▶ **Aim of the exercise**: Pull out each line of the material below that contains the string "warning", matching case exactly.

□ □ □ □

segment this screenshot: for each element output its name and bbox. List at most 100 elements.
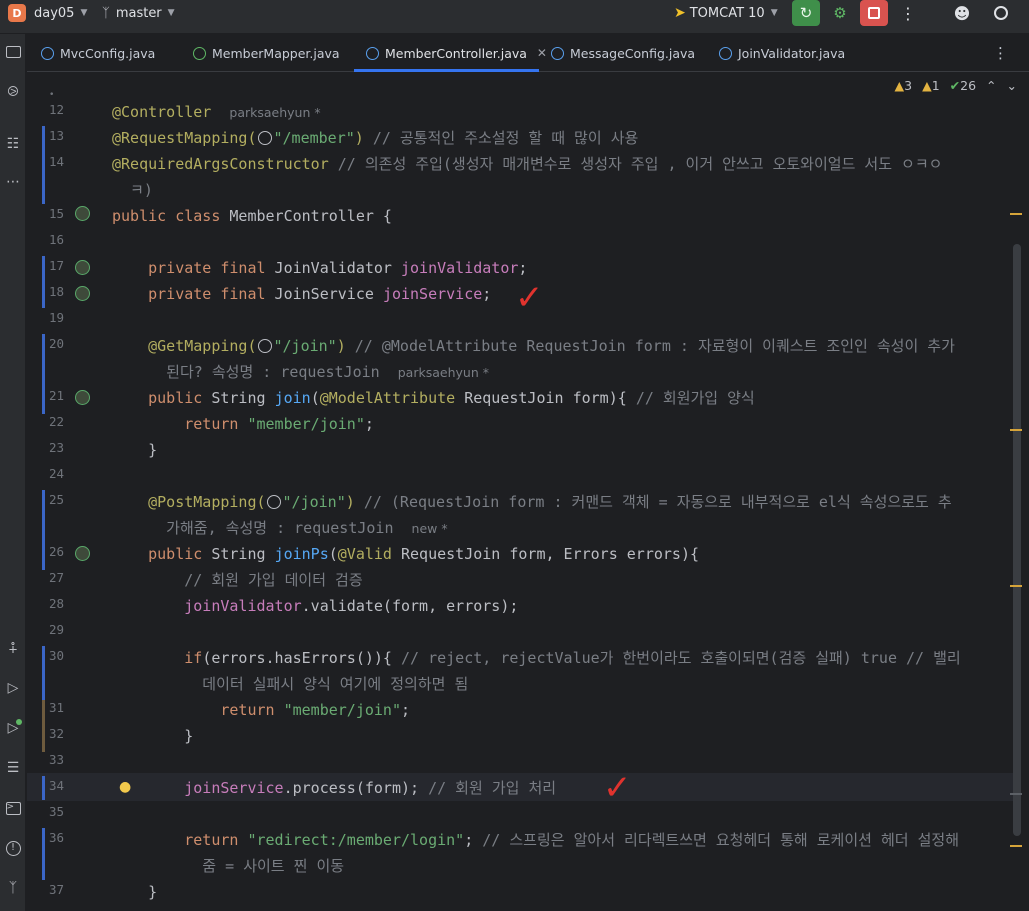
code-line-28[interactable]: joinValidator.validate(form, errors); [112, 596, 518, 616]
add-user-button[interactable]: ☻ [948, 0, 976, 26]
class-icon [41, 46, 54, 60]
more-vertical-icon: ⋮ [993, 44, 1008, 62]
run-config-selector[interactable]: ➤ TOMCAT 10 ▼ [674, 0, 778, 26]
more-actions-button[interactable]: ⋮ [894, 0, 922, 26]
marker[interactable] [1010, 793, 1022, 795]
vcs-change-bar[interactable] [42, 776, 45, 800]
code-line-26[interactable]: public String joinPs(@Valid RequestJoin … [112, 544, 699, 564]
vcs-change-bar[interactable] [42, 700, 45, 752]
code-line-30[interactable]: if(errors.hasErrors()){ // reject, rejec… [112, 648, 960, 668]
code-line-14-wrap[interactable]: ㅋ) [112, 180, 153, 200]
warning-icon: ▲ [894, 78, 905, 93]
code-line-14[interactable]: @RequiredArgsConstructor // 의존성 주입(생성자 매… [112, 154, 942, 174]
vertical-scrollbar[interactable] [1013, 244, 1021, 836]
vcs-change-bar[interactable] [42, 646, 45, 700]
vcs-change-bar[interactable] [42, 334, 45, 414]
line-number: 30 [49, 648, 65, 663]
red-checkmark: ✓ [515, 278, 544, 318]
bug-icon: ⚙ [833, 4, 847, 22]
tab-mvcconfig[interactable]: MvcConfig.java [41, 34, 155, 72]
vcs-change-bar[interactable] [42, 256, 45, 308]
code-line-21[interactable]: public String join(@ModelAttribute Reque… [112, 388, 755, 408]
project-selector[interactable]: D day05 ▼ [8, 0, 87, 26]
code-line-23[interactable]: } [112, 440, 157, 460]
stop-button[interactable] [860, 0, 888, 26]
code-line-27[interactable]: // 회원 가입 데이터 검증 [112, 570, 362, 590]
layers-icon[interactable]: ☰ [3, 758, 23, 778]
chevron-up-icon[interactable]: ⌃ [986, 78, 996, 93]
author-hint: parksaehyun * [229, 105, 321, 120]
terminal-icon[interactable]: > [3, 798, 23, 818]
code-line-25[interactable]: @PostMapping("/join") // (RequestJoin fo… [112, 492, 952, 512]
inspection-widget[interactable]: ▲3 ▲1 ✔26 ⌃ ⌄ [894, 78, 1017, 93]
tabs-menu-button[interactable]: ⋮ [993, 34, 1008, 72]
line-number: 27 [49, 570, 65, 585]
code-line-25-wrap[interactable]: 가해줌, 속성명 : requestJoin new * [112, 518, 447, 539]
project-icon[interactable] [3, 42, 23, 62]
problems-icon[interactable]: ! [3, 838, 23, 858]
web-endpoint-icon[interactable] [75, 390, 90, 405]
code-line-31[interactable]: return "member/join"; [112, 700, 410, 720]
search-icon [994, 6, 1008, 20]
line-number: 16 [49, 232, 65, 247]
chevron-down-icon[interactable]: ⌄ [1007, 78, 1017, 93]
line-number: 36 [49, 830, 65, 845]
structure-icon[interactable]: ☷ [3, 134, 23, 154]
code-line-30-wrap[interactable]: 데이터 실패시 양식 여기에 정의하면 됨 [112, 674, 468, 694]
code-line-15[interactable]: public class MemberController { [112, 206, 392, 226]
commit-icon[interactable]: ⧁ [3, 82, 23, 102]
code-line-32[interactable]: } [112, 726, 193, 746]
autowired-icon[interactable] [75, 286, 90, 301]
class-icon [366, 46, 379, 60]
code-line-12[interactable]: @Controller parksaehyun * [112, 102, 321, 123]
close-icon[interactable]: ✕ [537, 46, 547, 60]
code-line-34[interactable]: joinService.process(form); // 회원 가입 처리 [112, 778, 556, 798]
branch-selector[interactable]: ᛉ master ▼ [102, 0, 175, 26]
warning-marker[interactable] [1010, 585, 1022, 587]
vcs-change-bar[interactable] [42, 828, 45, 880]
red-checkmark: ✓ [603, 768, 632, 808]
tab-label: MvcConfig.java [60, 45, 156, 61]
line-number: 28 [49, 596, 65, 611]
globe-icon [257, 131, 272, 145]
code-line-36-wrap[interactable]: 줌 = 사이트 찐 이동 [112, 856, 344, 876]
code-line-20[interactable]: @GetMapping("/join") // @ModelAttribute … [112, 336, 955, 356]
debug-button[interactable]: ⚙ [826, 0, 854, 26]
line-number: 22 [49, 414, 65, 429]
services-icon[interactable]: ▷ [3, 678, 23, 698]
warning-marker[interactable] [1010, 845, 1022, 847]
rerun-button[interactable]: ↻ [792, 0, 820, 26]
code-line-22[interactable]: return "member/join"; [112, 414, 374, 434]
code-line-17[interactable]: private final JoinValidator joinValidato… [112, 258, 527, 278]
vcs-change-bar[interactable] [42, 126, 45, 204]
code-line-20-wrap[interactable]: 된다? 속성명 : requestJoin parksaehyun * [112, 362, 489, 383]
line-number: 12 [49, 102, 65, 117]
line-number: 32 [49, 726, 65, 741]
web-endpoint-icon[interactable] [75, 546, 90, 561]
more-tools-icon[interactable]: ⋯ [3, 172, 23, 192]
autowired-icon[interactable] [75, 260, 90, 275]
code-line-13[interactable]: @RequestMapping("/member") // 공통적인 주소설정 … [112, 128, 638, 148]
git-icon[interactable]: ᛉ [3, 878, 23, 898]
search-button[interactable] [987, 0, 1015, 26]
warning-marker[interactable] [1010, 429, 1022, 431]
line-number: 24 [49, 466, 65, 481]
warning-marker[interactable] [1010, 213, 1022, 215]
spring-bean-icon[interactable] [75, 206, 90, 221]
vcs-change-bar[interactable] [42, 490, 45, 570]
code-line-36[interactable]: return "redirect:/member/login"; // 스프링은… [112, 830, 959, 850]
line-number: 17 [49, 258, 65, 273]
run-icon[interactable]: ▷ [3, 718, 23, 738]
tab-messageconfig[interactable]: MessageConfig.java [551, 34, 695, 72]
tab-membermapper[interactable]: MemberMapper.java [193, 34, 340, 72]
line-number: 19 [49, 310, 65, 325]
code-editor[interactable]: ▲3 ▲1 ✔26 ⌃ ⌄ ● • 12 13 14 15 16 17 18 19 20 21 22 2… [27, 72, 1029, 911]
tab-membercontroller[interactable]: MemberController.java ✕ [366, 34, 547, 72]
code-line-37[interactable]: } [112, 882, 157, 902]
build-icon[interactable]: ⨢ [3, 638, 23, 658]
line-number: 23 [49, 440, 65, 455]
interface-icon [193, 46, 206, 60]
line-number: 37 [49, 882, 65, 897]
code-line-18[interactable]: private final JoinService joinService; [112, 284, 491, 304]
tab-joinvalidator[interactable]: JoinValidator.java [719, 34, 845, 72]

□ □ □ □

▶ **Solution to this exercise**:
warning-icon: ▲ [894, 78, 905, 93]
warning-marker[interactable] [1010, 585, 1022, 587]
warning-marker[interactable] [1010, 845, 1022, 847]
warning-marker[interactable] [1010, 429, 1022, 431]
warning-marker[interactable] [1010, 213, 1022, 215]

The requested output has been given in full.